Objective.
Count every line that holds the string "Perspective", then give that number alone.

* Start Extracted material *

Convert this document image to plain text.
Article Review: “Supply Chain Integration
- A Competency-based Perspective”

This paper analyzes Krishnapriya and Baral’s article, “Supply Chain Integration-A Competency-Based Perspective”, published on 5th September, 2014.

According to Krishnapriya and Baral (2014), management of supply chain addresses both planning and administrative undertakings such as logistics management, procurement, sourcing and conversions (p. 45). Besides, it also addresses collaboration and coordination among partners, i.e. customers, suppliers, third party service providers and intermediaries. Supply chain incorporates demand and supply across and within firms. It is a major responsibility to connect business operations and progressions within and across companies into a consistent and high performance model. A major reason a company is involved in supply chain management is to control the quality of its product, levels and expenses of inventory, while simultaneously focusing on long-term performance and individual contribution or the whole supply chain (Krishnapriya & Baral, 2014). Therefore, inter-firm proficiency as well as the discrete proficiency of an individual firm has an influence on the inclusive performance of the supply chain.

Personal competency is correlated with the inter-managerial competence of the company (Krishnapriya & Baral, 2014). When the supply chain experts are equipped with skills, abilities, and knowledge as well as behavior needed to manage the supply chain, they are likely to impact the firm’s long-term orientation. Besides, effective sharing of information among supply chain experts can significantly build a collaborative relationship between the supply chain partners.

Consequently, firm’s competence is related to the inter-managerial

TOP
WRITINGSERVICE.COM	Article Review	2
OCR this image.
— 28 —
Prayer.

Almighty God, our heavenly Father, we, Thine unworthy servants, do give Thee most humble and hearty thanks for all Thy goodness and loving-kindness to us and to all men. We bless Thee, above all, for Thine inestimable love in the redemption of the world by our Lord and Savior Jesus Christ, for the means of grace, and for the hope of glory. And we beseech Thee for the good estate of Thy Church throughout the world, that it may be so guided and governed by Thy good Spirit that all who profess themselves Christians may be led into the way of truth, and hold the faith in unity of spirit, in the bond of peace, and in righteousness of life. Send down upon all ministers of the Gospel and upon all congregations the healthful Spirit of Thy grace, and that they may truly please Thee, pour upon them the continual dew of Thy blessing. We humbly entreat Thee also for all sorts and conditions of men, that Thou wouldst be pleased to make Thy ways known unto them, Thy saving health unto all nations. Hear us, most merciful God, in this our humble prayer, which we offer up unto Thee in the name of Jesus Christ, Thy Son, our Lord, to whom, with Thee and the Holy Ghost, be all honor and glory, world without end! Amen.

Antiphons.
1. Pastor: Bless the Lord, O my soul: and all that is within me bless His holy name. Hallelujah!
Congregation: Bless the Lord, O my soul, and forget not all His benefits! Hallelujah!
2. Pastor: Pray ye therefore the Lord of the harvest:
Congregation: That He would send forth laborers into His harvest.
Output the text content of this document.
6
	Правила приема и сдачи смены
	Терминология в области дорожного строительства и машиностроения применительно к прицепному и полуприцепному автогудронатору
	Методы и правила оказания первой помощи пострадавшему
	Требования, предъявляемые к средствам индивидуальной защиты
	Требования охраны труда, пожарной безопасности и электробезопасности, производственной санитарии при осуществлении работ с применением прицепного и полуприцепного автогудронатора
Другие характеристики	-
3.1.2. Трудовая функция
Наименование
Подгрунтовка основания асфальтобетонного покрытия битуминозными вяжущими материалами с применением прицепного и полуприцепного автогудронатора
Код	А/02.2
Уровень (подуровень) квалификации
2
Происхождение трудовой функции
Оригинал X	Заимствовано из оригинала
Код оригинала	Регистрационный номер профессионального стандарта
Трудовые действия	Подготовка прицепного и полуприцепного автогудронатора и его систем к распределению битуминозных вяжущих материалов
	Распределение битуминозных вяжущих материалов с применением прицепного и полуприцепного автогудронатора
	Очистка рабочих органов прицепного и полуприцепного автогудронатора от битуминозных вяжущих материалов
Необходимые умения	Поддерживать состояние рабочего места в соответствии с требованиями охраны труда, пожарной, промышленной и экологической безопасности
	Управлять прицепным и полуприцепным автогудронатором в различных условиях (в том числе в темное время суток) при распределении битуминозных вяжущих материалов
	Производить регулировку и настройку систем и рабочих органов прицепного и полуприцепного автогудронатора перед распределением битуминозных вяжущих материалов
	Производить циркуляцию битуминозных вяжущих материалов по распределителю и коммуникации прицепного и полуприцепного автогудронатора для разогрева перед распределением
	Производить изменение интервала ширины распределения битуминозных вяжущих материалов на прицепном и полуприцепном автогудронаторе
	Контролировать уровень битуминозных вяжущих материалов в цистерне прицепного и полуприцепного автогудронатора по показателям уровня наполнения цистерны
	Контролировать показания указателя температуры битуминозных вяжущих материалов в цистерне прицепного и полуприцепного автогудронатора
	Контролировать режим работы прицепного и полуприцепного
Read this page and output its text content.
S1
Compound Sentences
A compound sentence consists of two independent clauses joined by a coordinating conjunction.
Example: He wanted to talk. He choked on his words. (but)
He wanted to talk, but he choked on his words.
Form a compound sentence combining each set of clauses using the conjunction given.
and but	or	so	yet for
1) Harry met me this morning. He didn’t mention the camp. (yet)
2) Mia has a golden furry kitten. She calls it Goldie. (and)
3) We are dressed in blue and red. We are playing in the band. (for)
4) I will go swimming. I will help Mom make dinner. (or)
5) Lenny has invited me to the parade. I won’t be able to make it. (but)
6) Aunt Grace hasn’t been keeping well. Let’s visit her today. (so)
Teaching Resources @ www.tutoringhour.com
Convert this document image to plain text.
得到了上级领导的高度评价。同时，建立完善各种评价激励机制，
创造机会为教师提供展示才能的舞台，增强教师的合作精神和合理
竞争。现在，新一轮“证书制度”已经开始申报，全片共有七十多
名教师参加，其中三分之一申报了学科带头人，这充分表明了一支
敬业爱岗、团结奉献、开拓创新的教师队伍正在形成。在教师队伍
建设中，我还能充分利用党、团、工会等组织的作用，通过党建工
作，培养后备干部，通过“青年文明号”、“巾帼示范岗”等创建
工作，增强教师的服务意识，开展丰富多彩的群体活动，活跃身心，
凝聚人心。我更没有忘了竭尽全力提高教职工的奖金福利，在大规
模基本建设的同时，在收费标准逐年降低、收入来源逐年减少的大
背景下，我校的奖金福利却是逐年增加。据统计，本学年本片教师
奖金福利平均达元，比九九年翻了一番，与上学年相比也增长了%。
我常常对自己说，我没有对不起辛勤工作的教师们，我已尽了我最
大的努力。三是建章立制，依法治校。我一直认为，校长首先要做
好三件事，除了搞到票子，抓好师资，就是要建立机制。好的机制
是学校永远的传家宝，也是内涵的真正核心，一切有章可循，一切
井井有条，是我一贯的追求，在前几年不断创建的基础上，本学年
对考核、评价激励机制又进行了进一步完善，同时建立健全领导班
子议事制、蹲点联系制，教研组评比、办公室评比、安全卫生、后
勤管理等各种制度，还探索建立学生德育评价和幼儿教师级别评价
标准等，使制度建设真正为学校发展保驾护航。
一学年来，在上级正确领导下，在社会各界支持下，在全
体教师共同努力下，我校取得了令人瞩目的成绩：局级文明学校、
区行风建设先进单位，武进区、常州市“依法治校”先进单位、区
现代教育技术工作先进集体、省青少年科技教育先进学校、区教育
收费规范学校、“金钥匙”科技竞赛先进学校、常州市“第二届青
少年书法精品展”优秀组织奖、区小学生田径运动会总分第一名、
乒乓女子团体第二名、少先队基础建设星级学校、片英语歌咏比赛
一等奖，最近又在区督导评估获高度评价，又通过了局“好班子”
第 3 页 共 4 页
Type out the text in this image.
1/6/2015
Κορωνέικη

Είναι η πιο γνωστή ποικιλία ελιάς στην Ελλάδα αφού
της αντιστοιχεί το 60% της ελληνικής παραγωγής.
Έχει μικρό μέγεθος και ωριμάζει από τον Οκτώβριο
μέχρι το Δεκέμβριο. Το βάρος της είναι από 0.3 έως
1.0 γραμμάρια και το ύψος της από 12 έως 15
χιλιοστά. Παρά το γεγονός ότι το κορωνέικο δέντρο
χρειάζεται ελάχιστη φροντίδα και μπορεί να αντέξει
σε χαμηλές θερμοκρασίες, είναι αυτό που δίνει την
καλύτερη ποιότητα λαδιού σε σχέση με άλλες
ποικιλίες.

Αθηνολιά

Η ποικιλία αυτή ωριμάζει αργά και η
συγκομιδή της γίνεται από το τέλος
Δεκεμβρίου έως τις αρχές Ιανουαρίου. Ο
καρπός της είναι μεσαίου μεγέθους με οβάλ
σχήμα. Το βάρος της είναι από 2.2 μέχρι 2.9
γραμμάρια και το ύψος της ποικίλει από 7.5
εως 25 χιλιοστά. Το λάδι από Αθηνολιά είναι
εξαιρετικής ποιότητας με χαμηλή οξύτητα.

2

* End Extracted material *

Response.
2